▸ **REQUIRED TASK**: Reproduce the entries word for word, and omit any picture you find in them.

▸ **RECORDS SHOWN**:

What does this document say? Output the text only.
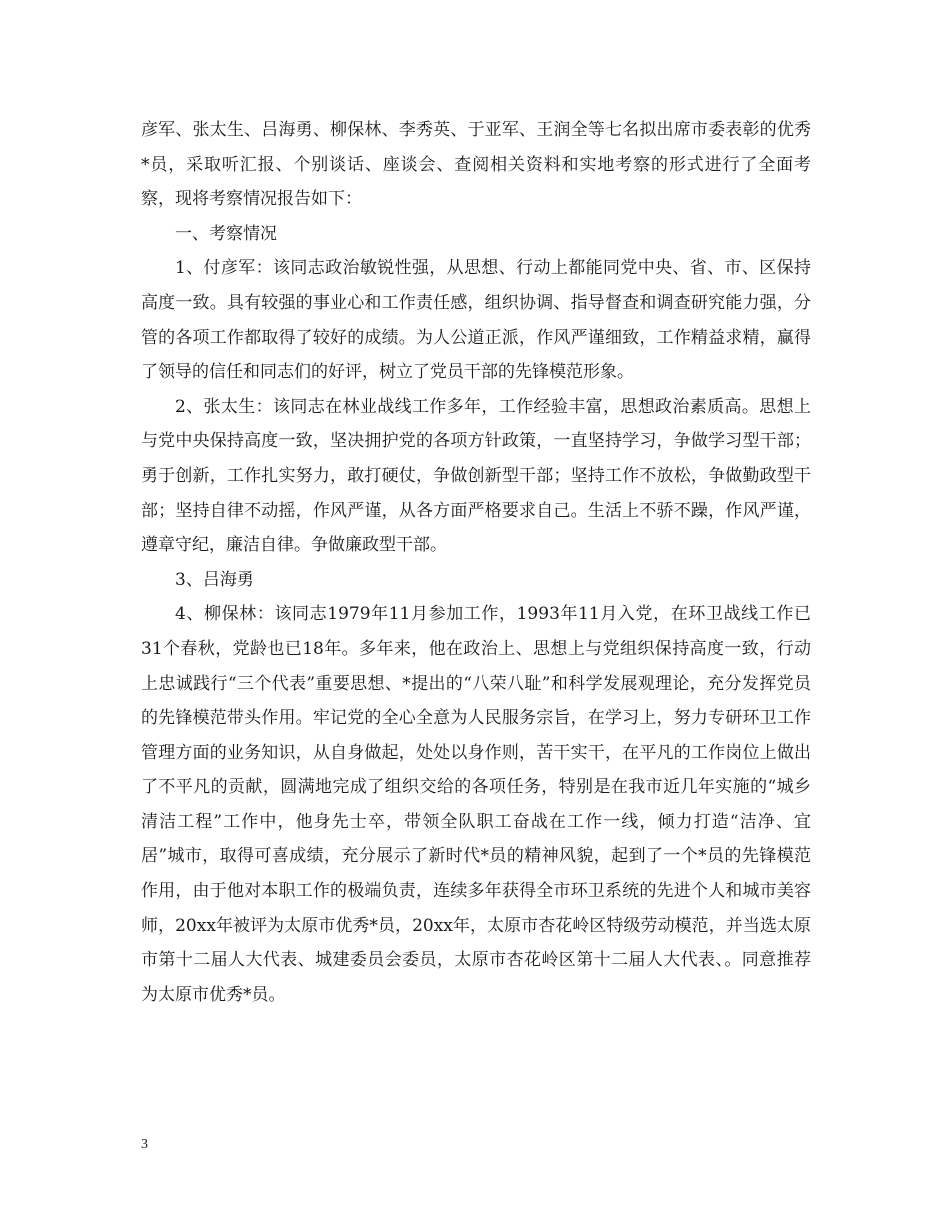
彦军、张太生、吕海勇、柳保林、李秀英、于亚军、王润全等七名拟出席市委表彰的优秀*员，采取听汇报、个别谈话、座谈会、查阅相关资料和实地考察的形式进行了全面考察，现将考察情况报告如下：

一、考察情况

1、付彦军：该同志政治敏锐性强，从思想、行动上都能同党中央、省、市、区保持高度一致。具有较强的事业心和工作责任感，组织协调、指导督查和调查研究能力强，分管的各项工作都取得了较好的成绩。为人公道正派，作风严谨细致，工作精益求精，赢得了领导的信任和同志们的好评，树立了党员干部的先锋模范形象。

2、张太生：该同志在林业战线工作多年，工作经验丰富，思想政治素质高。思想上与党中央保持高度一致，坚决拥护党的各项方针政策，一直坚持学习，争做学习型干部；勇于创新，工作扎实努力，敢打硬仗，争做创新型干部；坚持工作不放松，争做勤政型干部；坚持自律不动摇，作风严谨，从各方面严格要求自己。生活上不骄不躁，作风严谨，遵章守纪，廉洁自律。争做廉政型干部。

3、吕海勇

4、柳保林：该同志1979年11月参加工作，1993年11月入党，在环卫战线工作已31个春秋，党龄也已18年。多年来，他在政治上、思想上与党组织保持高度一致，行动上忠诚践行“三个代表”重要思想、*提出的“八荣八耻”和科学发展观理论，充分发挥党员的先锋模范带头作用。牢记党的全心全意为人民服务宗旨，在学习上，努力专研环卫工作管理方面的业务知识，从自身做起，处处以身作则，苦干实干，在平凡的工作岗位上做出了不平凡的贡献，圆满地完成了组织交给的各项任务，特别是在我市近几年实施的“城乡清洁工程”工作中，他身先士卒，带领全队职工奋战在工作一线，倾力打造“洁净、宜居”城市，取得可喜成绩，充分展示了新时代*员的精神风貌，起到了一个*员的先锋模范作用，由于他对本职工作的极端负责，连续多年获得全市环卫系统的先进个人和城市美容师，20xx年被评为太原市优秀*员，20xx年，太原市杏花岭区特级劳动模范，并当选太原市第十二届人大代表、城建委员会委员，太原市杏花岭区第十二届人大代表、。同意推荐为太原市优秀*员。

3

▸ **EXERCISE SOLUTION**:
What does this document say? Output the text only.
彦军、张太生、吕海勇、柳保林、李秀英、于亚军、王润全等七名拟出席市委表彰的优秀*员，采取听汇报、个别谈话、座谈会、查阅相关资料和实地考察的形式进行了全面考察，现将考察情况报告如下：

一、考察情况

1、付彦军：该同志政治敏锐性强，从思想、行动上都能同党中央、省、市、区保持高度一致。具有较强的事业心和工作责任感，组织协调、指导督查和调查研究能力强，分管的各项工作都取得了较好的成绩。为人公道正派，作风严谨细致，工作精益求精，赢得了领导的信任和同志们的好评，树立了党员干部的先锋模范形象。

2、张太生：该同志在林业战线工作多年，工作经验丰富，思想政治素质高。思想上与党中央保持高度一致，坚决拥护党的各项方针政策，一直坚持学习，争做学习型干部；勇于创新，工作扎实努力，敢打硬仗，争做创新型干部；坚持工作不放松，争做勤政型干部；坚持自律不动摇，作风严谨，从各方面严格要求自己。生活上不骄不躁，作风严谨，遵章守纪，廉洁自律。争做廉政型干部。

3、吕海勇

4、柳保林：该同志1979年11月参加工作，1993年11月入党，在环卫战线工作已31个春秋，党龄也已18年。多年来，他在政治上、思想上与党组织保持高度一致，行动上忠诚践行“三个代表”重要思想、*提出的“八荣八耻”和科学发展观理论，充分发挥党员的先锋模范带头作用。牢记党的全心全意为人民服务宗旨，在学习上，努力专研环卫工作管理方面的业务知识，从自身做起，处处以身作则，苦干实干，在平凡的工作岗位上做出了不平凡的贡献，圆满地完成了组织交给的各项任务，特别是在我市近几年实施的“城乡清洁工程”工作中，他身先士卒，带领全队职工奋战在工作一线，倾力打造“洁净、宜居”城市，取得可喜成绩，充分展示了新时代*员的精神风貌，起到了一个*员的先锋模范作用，由于他对本职工作的极端负责，连续多年获得全市环卫系统的先进个人和城市美容师，20xx年被评为太原市优秀*员，20xx年，太原市杏花岭区特级劳动模范，并当选太原市第十二届人大代表、城建委员会委员，太原市杏花岭区第十二届人大代表、。同意推荐为太原市优秀*员。

3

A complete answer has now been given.